» EXERCISE DESCRIPTION
Locate the lines that hold the string "SDTVAR". Copy every such line.

» GIVEN RECORDS
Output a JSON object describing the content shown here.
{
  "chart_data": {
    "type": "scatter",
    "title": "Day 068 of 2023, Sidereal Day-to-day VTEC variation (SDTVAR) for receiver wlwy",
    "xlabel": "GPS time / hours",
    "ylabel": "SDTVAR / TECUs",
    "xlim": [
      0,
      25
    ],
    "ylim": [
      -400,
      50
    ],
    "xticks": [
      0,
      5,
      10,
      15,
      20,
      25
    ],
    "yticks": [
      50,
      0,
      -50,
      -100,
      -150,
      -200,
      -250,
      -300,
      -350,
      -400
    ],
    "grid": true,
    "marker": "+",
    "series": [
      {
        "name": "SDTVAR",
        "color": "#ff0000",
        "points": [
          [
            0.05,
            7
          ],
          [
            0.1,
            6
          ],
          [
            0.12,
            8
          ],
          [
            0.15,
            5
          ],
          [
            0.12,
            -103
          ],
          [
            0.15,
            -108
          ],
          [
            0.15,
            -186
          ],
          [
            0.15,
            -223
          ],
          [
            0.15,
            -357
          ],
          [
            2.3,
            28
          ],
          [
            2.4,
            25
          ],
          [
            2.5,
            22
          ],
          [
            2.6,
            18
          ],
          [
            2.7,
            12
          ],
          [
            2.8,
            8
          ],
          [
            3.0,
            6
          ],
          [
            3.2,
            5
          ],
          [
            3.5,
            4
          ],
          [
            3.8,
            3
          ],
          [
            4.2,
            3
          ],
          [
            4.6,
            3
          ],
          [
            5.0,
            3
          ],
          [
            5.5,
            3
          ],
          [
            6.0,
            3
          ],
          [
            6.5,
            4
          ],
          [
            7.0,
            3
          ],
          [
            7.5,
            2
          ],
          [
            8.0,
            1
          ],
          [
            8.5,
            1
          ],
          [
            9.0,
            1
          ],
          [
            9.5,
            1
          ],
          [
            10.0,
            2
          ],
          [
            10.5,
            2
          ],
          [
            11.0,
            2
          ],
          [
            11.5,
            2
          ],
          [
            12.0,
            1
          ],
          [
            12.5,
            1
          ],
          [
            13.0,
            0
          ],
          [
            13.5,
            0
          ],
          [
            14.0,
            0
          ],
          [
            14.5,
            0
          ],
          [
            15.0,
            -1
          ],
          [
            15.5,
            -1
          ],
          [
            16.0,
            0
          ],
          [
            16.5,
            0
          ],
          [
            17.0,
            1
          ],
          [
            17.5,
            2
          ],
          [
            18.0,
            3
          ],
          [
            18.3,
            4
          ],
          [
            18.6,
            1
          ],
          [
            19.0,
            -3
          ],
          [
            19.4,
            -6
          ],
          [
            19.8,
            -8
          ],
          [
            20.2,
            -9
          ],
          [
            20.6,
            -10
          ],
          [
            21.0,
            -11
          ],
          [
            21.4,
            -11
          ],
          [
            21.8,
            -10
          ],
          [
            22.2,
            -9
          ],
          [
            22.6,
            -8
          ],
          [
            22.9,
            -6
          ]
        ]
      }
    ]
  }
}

» RESPONSE TO THIS EXERCISE
    "title": "Day 068 of 2023, Sidereal Day-to-day VTEC variation (SDTVAR) for receiver wlwy",
    "ylabel": "SDTVAR / TECUs",
        "name": "SDTVAR",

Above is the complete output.